> **DESCRIPTION OF THE TASK**: Pull out every line below containing the word "mitteile".

Lines of data:
----------

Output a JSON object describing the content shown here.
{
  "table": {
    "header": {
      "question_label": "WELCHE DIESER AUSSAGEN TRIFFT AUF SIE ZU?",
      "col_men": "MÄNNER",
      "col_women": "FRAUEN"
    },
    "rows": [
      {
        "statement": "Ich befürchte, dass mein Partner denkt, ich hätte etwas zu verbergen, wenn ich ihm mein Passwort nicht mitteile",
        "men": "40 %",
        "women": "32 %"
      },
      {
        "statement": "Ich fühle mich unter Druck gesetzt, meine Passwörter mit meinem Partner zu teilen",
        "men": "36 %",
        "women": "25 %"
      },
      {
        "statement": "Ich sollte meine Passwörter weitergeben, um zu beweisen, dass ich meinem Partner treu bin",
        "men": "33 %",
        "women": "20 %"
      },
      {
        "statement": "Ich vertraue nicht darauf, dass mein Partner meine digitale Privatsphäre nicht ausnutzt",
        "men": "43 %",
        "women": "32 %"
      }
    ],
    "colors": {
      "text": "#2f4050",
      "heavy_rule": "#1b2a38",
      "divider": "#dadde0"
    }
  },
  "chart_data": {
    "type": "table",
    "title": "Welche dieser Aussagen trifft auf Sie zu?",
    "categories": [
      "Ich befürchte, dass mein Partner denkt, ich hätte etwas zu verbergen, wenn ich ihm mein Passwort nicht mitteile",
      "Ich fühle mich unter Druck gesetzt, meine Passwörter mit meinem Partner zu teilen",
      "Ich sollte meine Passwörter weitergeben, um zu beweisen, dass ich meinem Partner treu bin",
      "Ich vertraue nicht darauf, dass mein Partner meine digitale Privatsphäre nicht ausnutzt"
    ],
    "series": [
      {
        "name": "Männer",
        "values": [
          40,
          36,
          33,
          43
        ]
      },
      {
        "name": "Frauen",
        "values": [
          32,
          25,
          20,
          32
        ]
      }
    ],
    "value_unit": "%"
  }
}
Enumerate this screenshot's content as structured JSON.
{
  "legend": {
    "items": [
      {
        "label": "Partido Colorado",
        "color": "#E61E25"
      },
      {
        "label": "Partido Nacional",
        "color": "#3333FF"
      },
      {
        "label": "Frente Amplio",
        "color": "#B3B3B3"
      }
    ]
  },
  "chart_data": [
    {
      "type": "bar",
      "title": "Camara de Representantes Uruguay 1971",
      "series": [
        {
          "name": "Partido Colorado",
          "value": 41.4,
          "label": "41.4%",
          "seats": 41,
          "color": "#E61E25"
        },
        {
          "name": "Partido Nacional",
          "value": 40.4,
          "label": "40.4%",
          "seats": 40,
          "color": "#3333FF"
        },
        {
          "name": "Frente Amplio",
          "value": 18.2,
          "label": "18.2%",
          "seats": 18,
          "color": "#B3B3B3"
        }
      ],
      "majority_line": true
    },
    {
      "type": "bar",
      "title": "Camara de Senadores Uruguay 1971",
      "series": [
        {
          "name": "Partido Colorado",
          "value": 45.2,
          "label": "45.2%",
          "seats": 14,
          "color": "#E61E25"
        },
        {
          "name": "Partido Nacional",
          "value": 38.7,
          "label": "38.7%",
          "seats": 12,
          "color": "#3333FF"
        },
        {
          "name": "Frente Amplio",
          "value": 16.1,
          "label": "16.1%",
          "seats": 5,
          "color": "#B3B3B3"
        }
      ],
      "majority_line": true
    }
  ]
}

----------

> **FULL SOLUTION**:
        "statement": "Ich befürchte, dass mein Partner denkt, ich hätte etwas zu verbergen, wenn ich ihm mein Passwort nicht mitteile",
      "Ich befürchte, dass mein Partner denkt, ich hätte etwas zu verbergen, wenn ich ihm mein Passwort nicht mitteile",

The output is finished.